- **GIVEN EXERCISE**
Copy every line that holds "biljke".

- **INPUT ROWS**
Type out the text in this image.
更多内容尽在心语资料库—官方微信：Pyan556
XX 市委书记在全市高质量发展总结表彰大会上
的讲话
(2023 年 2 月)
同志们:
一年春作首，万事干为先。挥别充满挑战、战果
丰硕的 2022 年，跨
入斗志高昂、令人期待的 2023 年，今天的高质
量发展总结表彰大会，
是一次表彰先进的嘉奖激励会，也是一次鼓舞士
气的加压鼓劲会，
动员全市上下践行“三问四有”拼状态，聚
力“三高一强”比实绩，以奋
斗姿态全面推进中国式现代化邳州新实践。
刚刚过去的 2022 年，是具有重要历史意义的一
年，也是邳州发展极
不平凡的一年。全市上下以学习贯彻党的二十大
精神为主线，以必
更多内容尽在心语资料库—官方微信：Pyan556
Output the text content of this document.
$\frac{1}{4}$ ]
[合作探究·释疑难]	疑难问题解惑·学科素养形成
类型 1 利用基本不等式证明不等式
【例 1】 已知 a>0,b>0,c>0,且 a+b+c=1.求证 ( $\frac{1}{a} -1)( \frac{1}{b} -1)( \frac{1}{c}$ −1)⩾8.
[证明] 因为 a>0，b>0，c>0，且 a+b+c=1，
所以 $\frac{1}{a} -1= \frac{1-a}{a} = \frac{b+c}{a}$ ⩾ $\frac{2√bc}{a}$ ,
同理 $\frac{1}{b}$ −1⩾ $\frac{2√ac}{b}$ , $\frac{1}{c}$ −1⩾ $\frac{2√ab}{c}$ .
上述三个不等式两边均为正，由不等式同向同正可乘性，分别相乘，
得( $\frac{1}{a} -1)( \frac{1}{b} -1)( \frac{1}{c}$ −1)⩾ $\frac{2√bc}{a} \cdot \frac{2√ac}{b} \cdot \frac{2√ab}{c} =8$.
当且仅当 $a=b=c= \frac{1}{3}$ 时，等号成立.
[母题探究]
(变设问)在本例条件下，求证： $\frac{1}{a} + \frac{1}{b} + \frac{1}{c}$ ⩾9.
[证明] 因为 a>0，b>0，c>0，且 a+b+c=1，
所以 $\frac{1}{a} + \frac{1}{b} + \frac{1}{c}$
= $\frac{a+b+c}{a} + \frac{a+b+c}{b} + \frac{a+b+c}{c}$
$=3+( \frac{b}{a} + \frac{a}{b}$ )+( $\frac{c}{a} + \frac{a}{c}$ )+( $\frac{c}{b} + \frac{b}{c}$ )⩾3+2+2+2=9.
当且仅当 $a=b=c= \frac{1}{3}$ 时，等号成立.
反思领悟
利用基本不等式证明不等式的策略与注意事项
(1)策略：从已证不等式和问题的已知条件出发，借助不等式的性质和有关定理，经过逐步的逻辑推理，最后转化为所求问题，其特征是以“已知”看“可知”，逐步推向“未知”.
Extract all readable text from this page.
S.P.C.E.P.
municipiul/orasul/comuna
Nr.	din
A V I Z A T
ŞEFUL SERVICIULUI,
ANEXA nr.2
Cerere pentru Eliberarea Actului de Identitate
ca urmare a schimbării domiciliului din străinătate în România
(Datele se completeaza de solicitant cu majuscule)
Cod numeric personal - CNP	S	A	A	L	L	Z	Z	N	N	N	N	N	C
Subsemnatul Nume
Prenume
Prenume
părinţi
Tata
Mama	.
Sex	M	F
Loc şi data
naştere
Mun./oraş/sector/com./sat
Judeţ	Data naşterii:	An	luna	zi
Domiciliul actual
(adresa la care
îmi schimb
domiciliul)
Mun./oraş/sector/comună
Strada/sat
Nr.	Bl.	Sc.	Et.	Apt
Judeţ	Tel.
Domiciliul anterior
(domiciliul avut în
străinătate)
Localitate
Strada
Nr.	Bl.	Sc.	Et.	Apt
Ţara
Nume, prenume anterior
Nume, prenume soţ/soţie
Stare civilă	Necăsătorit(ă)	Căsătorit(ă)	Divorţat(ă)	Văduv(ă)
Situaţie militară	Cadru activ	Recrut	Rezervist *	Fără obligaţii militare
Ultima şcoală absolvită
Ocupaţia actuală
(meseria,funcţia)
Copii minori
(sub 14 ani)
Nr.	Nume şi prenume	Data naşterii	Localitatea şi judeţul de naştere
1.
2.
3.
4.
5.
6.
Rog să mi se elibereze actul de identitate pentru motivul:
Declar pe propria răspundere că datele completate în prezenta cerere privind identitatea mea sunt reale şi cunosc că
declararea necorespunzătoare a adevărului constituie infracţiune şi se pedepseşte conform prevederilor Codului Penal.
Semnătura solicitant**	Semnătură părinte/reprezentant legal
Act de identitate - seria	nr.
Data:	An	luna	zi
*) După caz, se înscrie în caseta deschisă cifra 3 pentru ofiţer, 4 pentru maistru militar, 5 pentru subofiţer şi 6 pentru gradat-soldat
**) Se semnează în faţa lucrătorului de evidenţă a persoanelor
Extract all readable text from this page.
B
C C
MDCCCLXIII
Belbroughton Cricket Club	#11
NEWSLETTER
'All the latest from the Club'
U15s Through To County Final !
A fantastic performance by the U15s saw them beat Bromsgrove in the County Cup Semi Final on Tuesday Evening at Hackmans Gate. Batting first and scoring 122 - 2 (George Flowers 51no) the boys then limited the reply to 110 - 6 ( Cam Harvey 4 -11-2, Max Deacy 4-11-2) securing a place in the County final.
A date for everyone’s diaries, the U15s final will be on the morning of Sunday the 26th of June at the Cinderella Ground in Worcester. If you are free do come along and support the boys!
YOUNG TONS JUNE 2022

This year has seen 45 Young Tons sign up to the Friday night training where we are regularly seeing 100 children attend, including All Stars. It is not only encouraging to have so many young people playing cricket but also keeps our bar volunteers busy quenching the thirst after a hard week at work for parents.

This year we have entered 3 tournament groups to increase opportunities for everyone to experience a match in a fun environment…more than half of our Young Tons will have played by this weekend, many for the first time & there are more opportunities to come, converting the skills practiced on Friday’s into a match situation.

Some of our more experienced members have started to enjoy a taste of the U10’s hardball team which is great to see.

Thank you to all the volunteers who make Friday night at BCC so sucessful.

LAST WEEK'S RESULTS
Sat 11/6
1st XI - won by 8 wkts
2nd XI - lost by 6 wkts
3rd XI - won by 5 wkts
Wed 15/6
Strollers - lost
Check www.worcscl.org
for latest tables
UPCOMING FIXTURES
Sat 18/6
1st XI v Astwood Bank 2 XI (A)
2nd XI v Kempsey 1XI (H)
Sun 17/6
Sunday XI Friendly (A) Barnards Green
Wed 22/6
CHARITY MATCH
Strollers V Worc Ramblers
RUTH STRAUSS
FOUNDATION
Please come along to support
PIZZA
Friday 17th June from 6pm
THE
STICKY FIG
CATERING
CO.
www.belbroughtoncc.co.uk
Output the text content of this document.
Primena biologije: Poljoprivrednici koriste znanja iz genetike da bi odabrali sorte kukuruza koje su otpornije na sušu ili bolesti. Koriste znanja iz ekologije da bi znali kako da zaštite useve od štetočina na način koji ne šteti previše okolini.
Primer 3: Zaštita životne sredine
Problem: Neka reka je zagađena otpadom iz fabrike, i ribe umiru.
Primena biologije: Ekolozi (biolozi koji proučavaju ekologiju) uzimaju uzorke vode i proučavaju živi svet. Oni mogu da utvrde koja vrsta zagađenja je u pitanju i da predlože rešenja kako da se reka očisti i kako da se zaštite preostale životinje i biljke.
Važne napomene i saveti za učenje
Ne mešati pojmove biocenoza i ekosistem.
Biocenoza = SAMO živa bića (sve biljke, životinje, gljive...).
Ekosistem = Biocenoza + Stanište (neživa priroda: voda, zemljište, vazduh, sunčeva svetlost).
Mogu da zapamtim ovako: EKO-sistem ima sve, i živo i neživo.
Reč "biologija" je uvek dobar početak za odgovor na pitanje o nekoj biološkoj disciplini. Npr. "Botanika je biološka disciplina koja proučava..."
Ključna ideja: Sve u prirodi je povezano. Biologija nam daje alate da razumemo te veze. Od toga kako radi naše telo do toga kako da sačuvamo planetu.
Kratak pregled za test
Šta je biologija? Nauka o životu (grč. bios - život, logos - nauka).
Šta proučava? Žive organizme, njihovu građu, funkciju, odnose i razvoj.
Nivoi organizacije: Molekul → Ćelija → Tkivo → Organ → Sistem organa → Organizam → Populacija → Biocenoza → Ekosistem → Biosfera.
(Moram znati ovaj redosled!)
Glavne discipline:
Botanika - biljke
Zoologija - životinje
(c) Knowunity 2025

- **ANSWER TO THIS EXERCISE**
Primena biologije: Ekolozi (biolozi koji proučavaju ekologiju) uzimaju uzorke vode i proučavaju živi svet. Oni mogu da utvrde koja vrsta zagađenja je u pitanju i da predlože rešenja kako da se reka očisti i kako da se zaštite preostale životinje i biljke.
Biocenoza = SAMO živa bića (sve biljke, životinje, gljive...).
Botanika - biljke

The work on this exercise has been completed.